_Liste des tâches_:
A. Recopiez le passage de l'article sur le trafic en mer Rouge compris entre « Le trafic de » et « intérêt à attaquer. » inclus, en remplaçant « mer Rouge » par « mer d'Arabie ».
B. Indiquez si chacun des énoncés suivants est conforme à l'article sur le trafic en mer Rouge. Pour chacun, répondez par oui ou par non et citez les mots de l'article qui tranchent. (i) Le trafic de porte-conteneurs dans la région a baissé de 28 % en décembre par rapport à novembre. (ii) BP a continué à faire passer ses navires par la mer Rouge. (iii) Un navire Aframax coûte 85 000 dollars par jour.
C. Rédigez la suite de l'article sur le trafic en mer Rouge, en commençant après sa dernière phrase.

_Texte du document_:
========================

Le service de suivi concurrent Kpler a recensé 236 navires en moyenne par jour dans l’ensemble de la mer Rouge et du golfe d’Aden en décembre, soit un peu plus que la moyenne de 230 navires par jour en novembre. Le coût supplémentaire du passage par le cap de Bonne-Espérance, au large de l’Afrique, plutôt que par la mer Rouge, rendrait les livraisons de pétrole moins rentables, a-t-elle ajouté.
Depuis le début du mois de décembre, les taux d’affrètement ont pratiquement doublé, selon les données de la société d’analyse des navires Marhelm. Les pétroliers Suezmax, qui peuvent transporter jusqu’à 1 million de barils, coûtent jusqu’à 85 000 dollars par jour. Les navires Aframax, qui peuvent transporter 750 000 barils, coûtent 75 000 dollars par jour.
Le trafic de porte-conteneurs dans la région a chuté plus fortement, de 28 % en décembre par rapport à novembre, avec des baisses importantes dans la seconde moitié du mois alors que les attaques se multipliaient, selon MariTrace.
« PRENDRE LE RISQUE »
Plusieurs majors pétroliers, raffineurs et maisons de commerce ont continué à utiliser la route de la mer Rouge, selon une analyse des données du LSEG. « Les expéditeurs et leurs clients veulent vraiment éviter une perturbation des délais. Ils continuent donc à prendre le risque », a déclaré Calvin Froedge, fondateur de Marhelm. Il a fait remarquer que de nombreux pétroliers transitant par la mer Rouge transportaient du brut russe à destination de l’Inde, que les Houthis n’ont aucun intérêt à attaquer.
Chevron« continuera à évaluer activement la sécurité des itinéraires en mer Rouge et dans tout le Moyen-Orient et à prendre des décisions en fonction des derniers développements », a déclaré un porte-parole.
D’autres pétroliers, affrétés par Clearlake, de la maison de commerce Gunvor, le raffineur indien Bharat Petroleum et la société saoudienne Aramco Trading Company, ont tous emprunté cette route au cours des dernières semaines. L’utilisation de la mer Rouge peut réduire de 3 700 milles nautiques le trajet entre Singapour et Gibraltar.
DES FLUX CHANGEANTS
Certaines compagnies, telles que BP et Equinor, ont interrompu tous les transits par la mer Rouge et réorienté leurs navires dans la région.

========================

_Données enregistrées_:
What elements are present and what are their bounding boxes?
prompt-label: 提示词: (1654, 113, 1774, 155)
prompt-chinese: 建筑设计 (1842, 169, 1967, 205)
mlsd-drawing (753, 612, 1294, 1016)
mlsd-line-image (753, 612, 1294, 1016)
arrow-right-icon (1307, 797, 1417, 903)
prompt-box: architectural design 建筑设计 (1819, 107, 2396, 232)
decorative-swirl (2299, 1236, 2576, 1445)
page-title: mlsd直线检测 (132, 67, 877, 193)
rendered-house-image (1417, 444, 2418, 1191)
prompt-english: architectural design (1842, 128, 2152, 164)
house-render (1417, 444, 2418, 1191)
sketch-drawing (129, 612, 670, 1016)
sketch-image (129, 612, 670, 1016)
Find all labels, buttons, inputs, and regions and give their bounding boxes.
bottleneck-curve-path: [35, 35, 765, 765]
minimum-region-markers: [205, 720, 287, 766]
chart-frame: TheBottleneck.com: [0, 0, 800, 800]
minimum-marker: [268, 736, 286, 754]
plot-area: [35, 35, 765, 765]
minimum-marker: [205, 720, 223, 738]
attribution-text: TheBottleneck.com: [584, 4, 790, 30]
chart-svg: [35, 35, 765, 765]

========================

_Liste des réponses_:
A.
Le trafic de porte-conteneurs dans la région a chuté plus fortement, de 28 % en décembre par rapport à novembre, avec des baisses importantes dans la seconde moitié du mois alors que les attaques se multipliaient, selon MariTrace.
« PRENDRE LE RISQUE »
Plusieurs majors pétroliers, raffineurs et maisons de commerce ont continué à utiliser la route de la mer d'Arabie, selon une analyse des données du LSEG. « Les expéditeurs et leurs clients veulent vraiment éviter une perturbation des délais. Ils continuent donc à prendre le risque », a déclaré Calvin Froedge, fondateur de Marhelm. Il a fait remarquer que de nombreux pétroliers transitant par la mer d'Arabie transportaient du brut russe à destination de l’Inde, que les Houthis n’ont aucun intérêt à attaquer.

B.
(i) Oui : « Le trafic de porte-conteneurs dans la région a chuté plus fortement, de 28 % en décembre par rapport à novembre ».
(ii) Non : « Certaines compagnies, telles que BP et Equinor, ont interrompu tous les transits par la mer Rouge ».
(iii) Non : « Les navires Aframax, qui peuvent transporter 750 000 barils, coûtent 75 000 dollars par jour. »

C.
Depuis la deuxième quinzaine de décembre, au moins 32 pétroliers se sont détournés ou ont transité par le cap de Bonne-Espérance, au lieu d’emprunter le canal de Suez, selon le service de suivi des navires Vortexa. Les pétroliers qui se détournent sont principalement ceux affrétés par des compagnies qui ont annoncé une pause dans leurs mouvements en mer Rouge, ou ceux qui sont exploités par des entités liées aux États-Unis et à Israël, a ajouté Vortexa.
Les négociants en fioul et les sources de soutage en Asie ont déclaré qu’ils continuaient à surveiller l’évolution de la situation en mer Rouge, bien que l’est de Suez reste amplement approvisionné pour l’instant et qu’il soit donc peu probable que les détournements actuels fassent grimper les prix.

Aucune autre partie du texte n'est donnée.